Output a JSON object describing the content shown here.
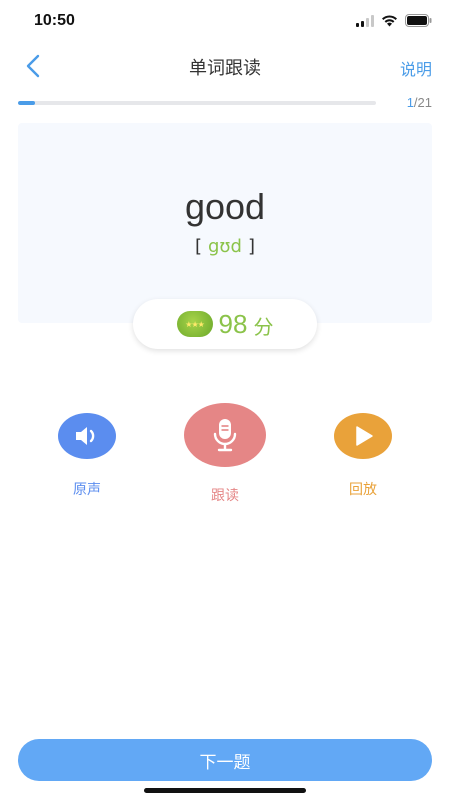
{
  "status_bar": {
    "time": "10:50"
  },
  "nav": {
    "title": "单词跟读",
    "help_label": "说明"
  },
  "progress": {
    "current": "1",
    "total": "/21",
    "fraction": 0.048
  },
  "word": {
    "text": "good",
    "phonetic_open": "[",
    "phonetic": "gʊd",
    "phonetic_close": "]"
  },
  "score": {
    "value": "98",
    "unit": "分",
    "stars": "★★★"
  },
  "actions": {
    "original_label": "原声",
    "follow_label": "跟读",
    "playback_label": "回放"
  },
  "footer": {
    "next_label": "下一题"
  },
  "colors": {
    "accent": "#4a9ce8",
    "score_green": "#8bc34a",
    "original_blue": "#5b8def",
    "follow_red": "#e58686",
    "playback_orange": "#e9a23a",
    "next_button": "#62a8f5"
  },
  "icons": {
    "back": "chevron-left-icon",
    "original": "speaker-icon",
    "follow": "microphone-icon",
    "playback": "play-icon",
    "signal": "signal-icon",
    "wifi": "wifi-icon",
    "battery": "battery-icon"
  }
}
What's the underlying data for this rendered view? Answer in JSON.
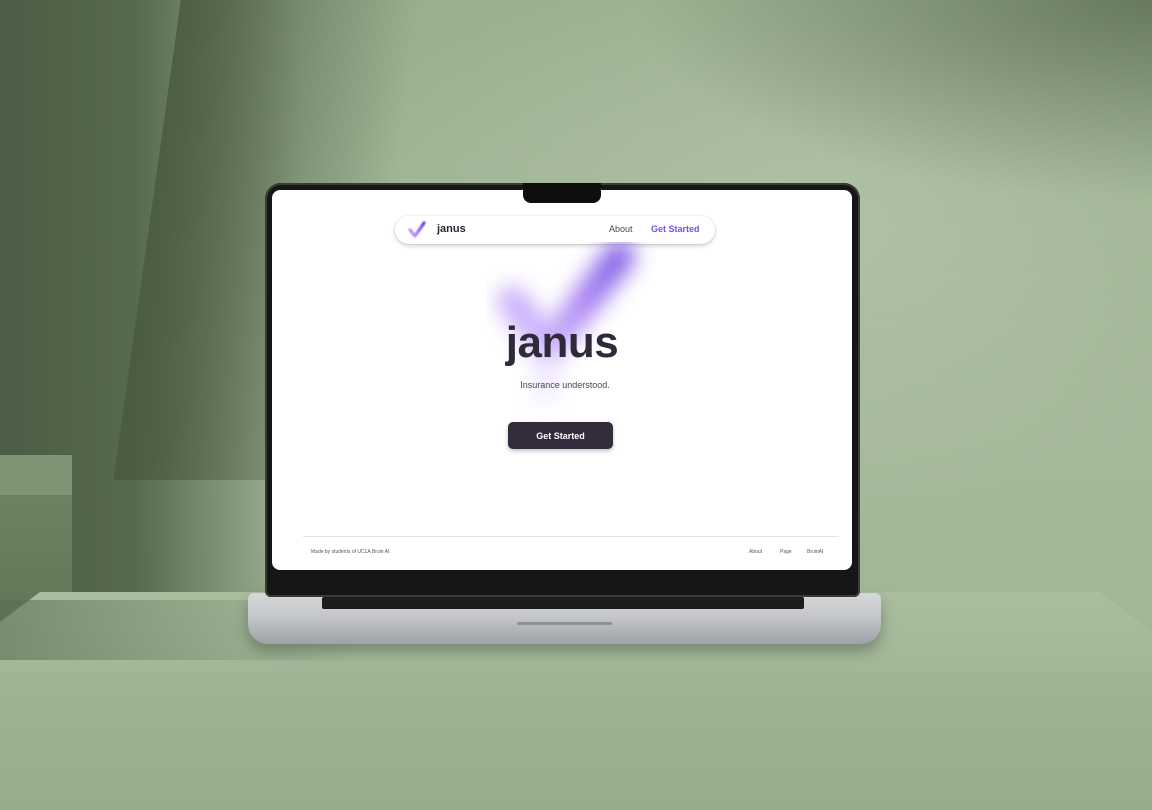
{
  "navbar": {
    "brand": "janus",
    "about_label": "About",
    "get_started_label": "Get Started"
  },
  "hero": {
    "title": "janus",
    "subtitle": "Insurance understood.",
    "cta_label": "Get Started"
  },
  "footer": {
    "credit": "Made by students of UCLA Bruin AI.",
    "links": [
      "About",
      "Page",
      "BruinAI"
    ]
  },
  "colors": {
    "accent": "#7a4fe6",
    "button_bg": "#332c3c",
    "title_text": "#2f2a3a",
    "background_wall": "#9fb496"
  },
  "icons": {
    "logo": "checkmark-blur-icon"
  }
}
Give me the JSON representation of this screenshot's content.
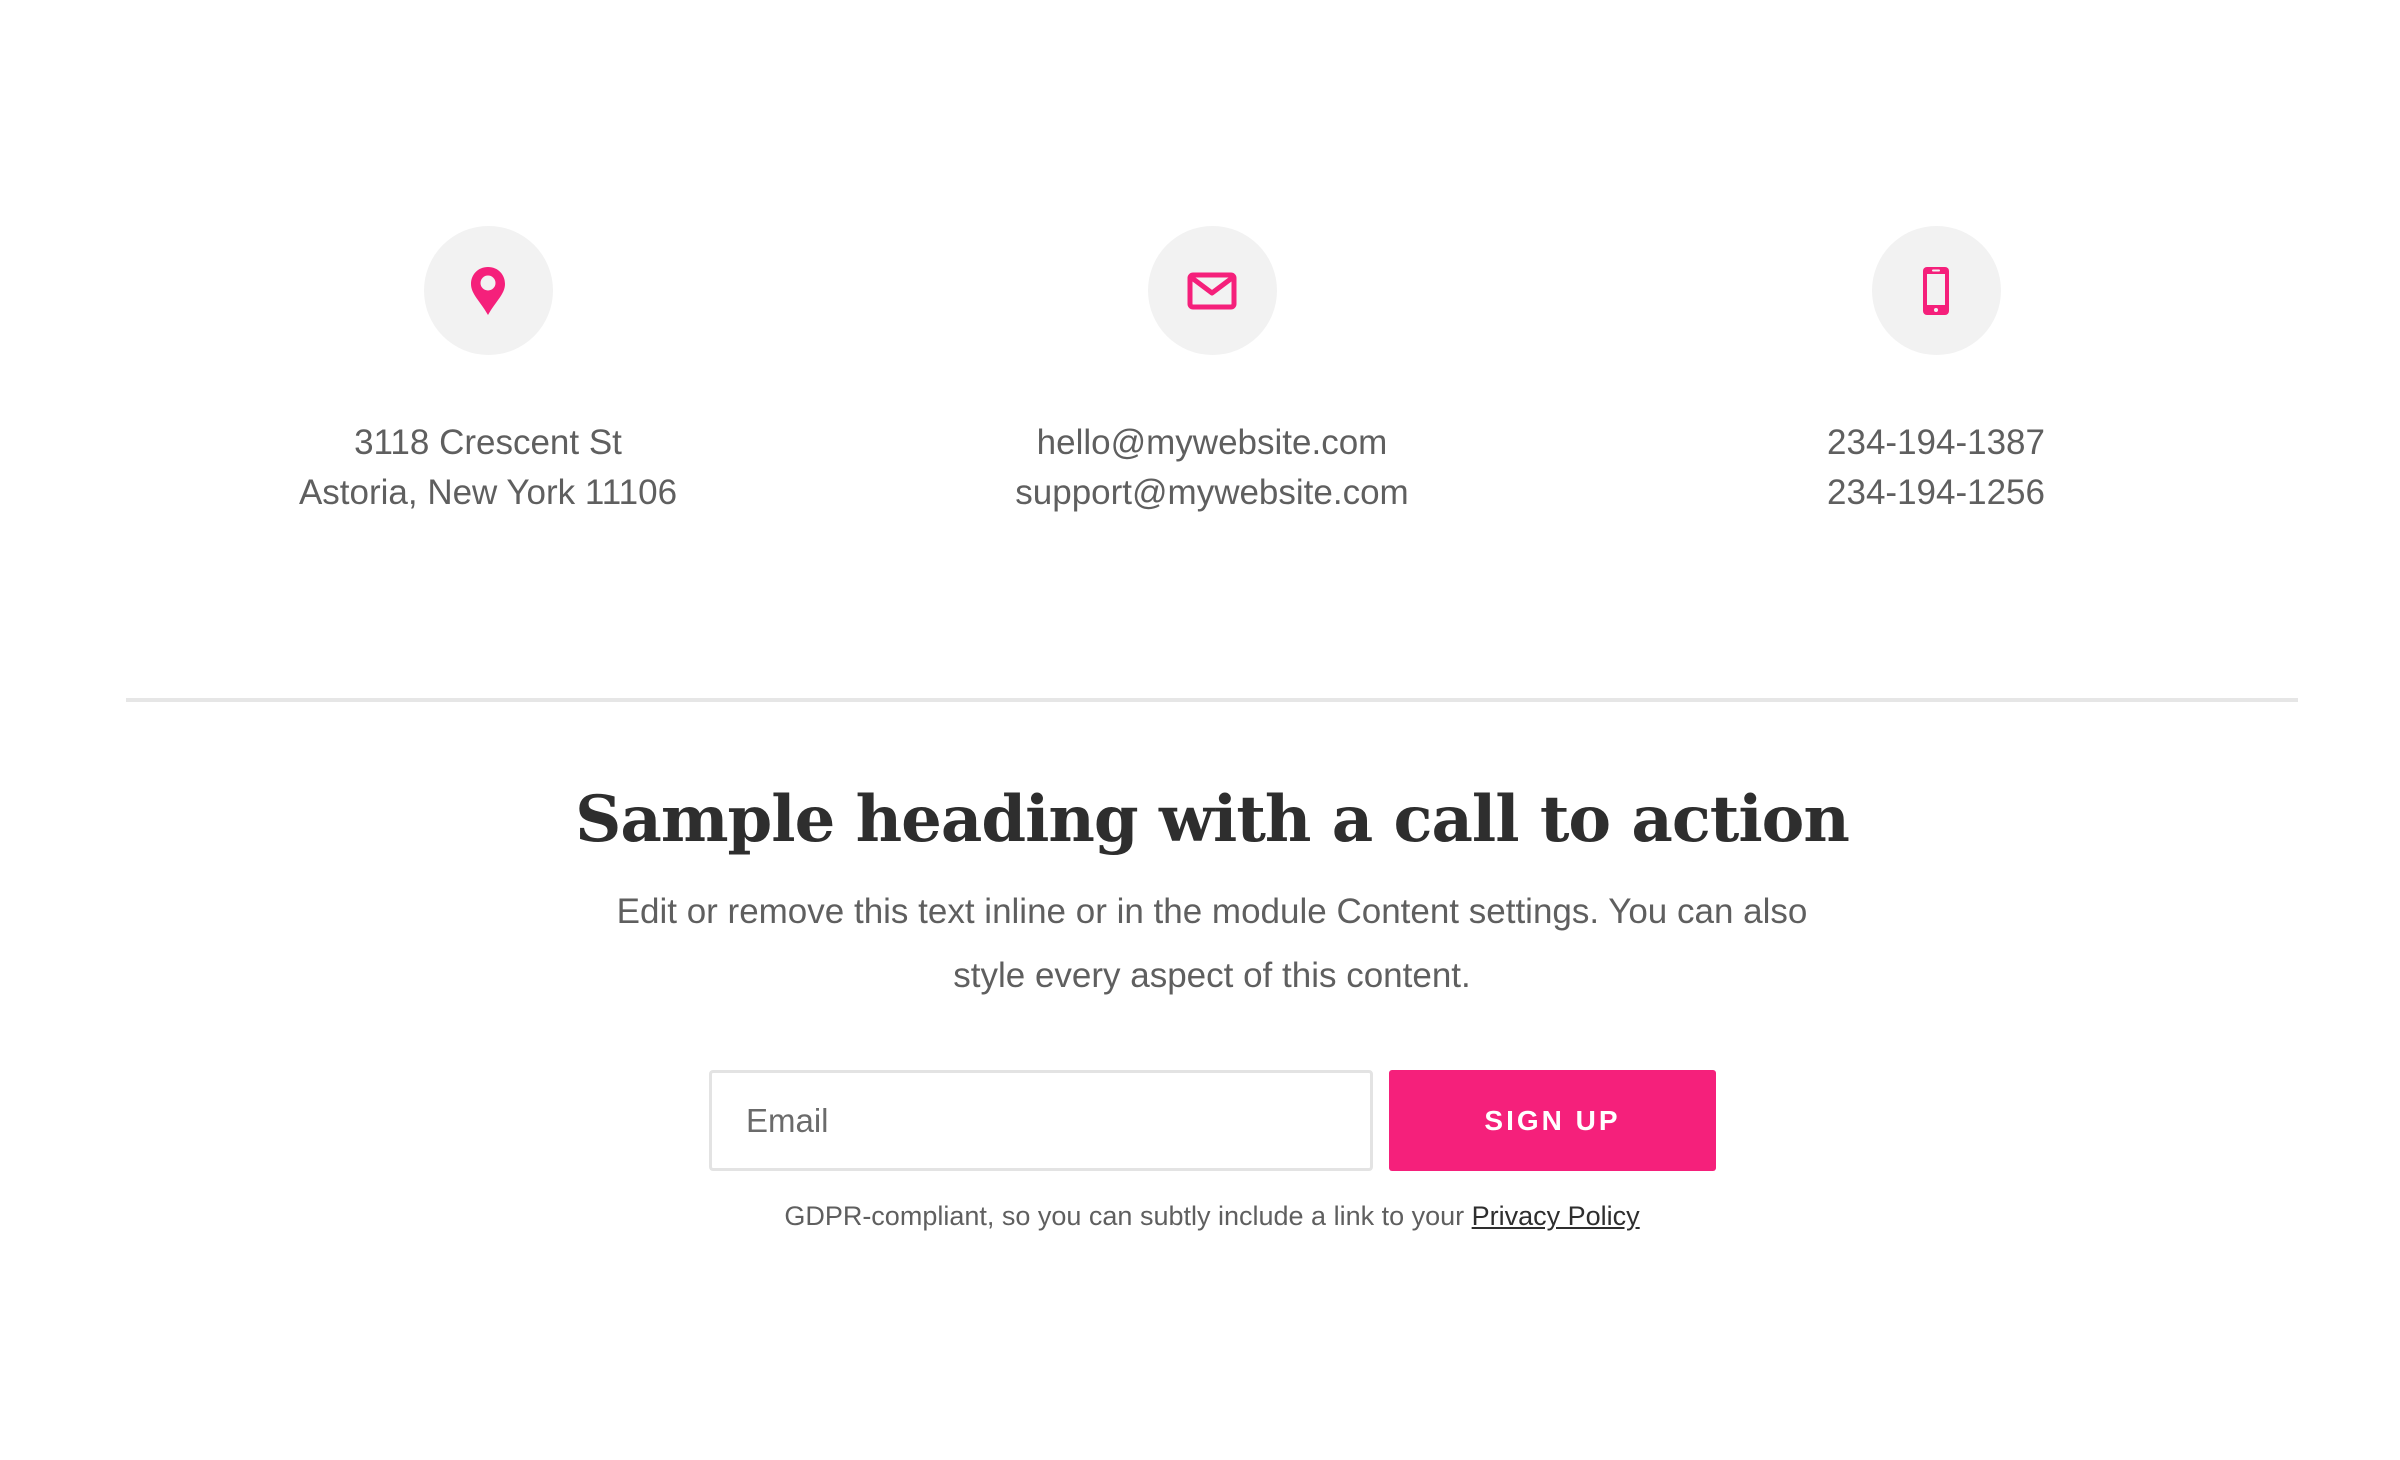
{
  "contact": {
    "address": {
      "icon": "map-pin-icon",
      "line1": "3118 Crescent St",
      "line2": "Astoria, New York 11106"
    },
    "email": {
      "icon": "envelope-icon",
      "line1": "hello@mywebsite.com",
      "line2": "support@mywebsite.com"
    },
    "phone": {
      "icon": "mobile-phone-icon",
      "line1": "234-194-1387",
      "line2": "234-194-1256"
    }
  },
  "cta": {
    "heading": "Sample heading with a call to action",
    "text": "Edit or remove this text inline or in the module Content settings. You can also style every aspect of this content."
  },
  "signup": {
    "email_placeholder": "Email",
    "email_value": "",
    "button_label": "SIGN UP",
    "note_text": "GDPR-compliant, so you can subtly include a link to your ",
    "privacy_link": "Privacy Policy"
  },
  "colors": {
    "accent": "#f5207b",
    "icon_circle": "#f2f2f2",
    "divider": "#e6e6e6",
    "heading": "#2e2e2e",
    "body_text": "#5f5f5f"
  }
}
_ _ _ _
## WHAT YOU HAVE TO DO:
The answer must consist solely of the number of lines in the entries that contain the word "this".

## COMPLETED TASK:
3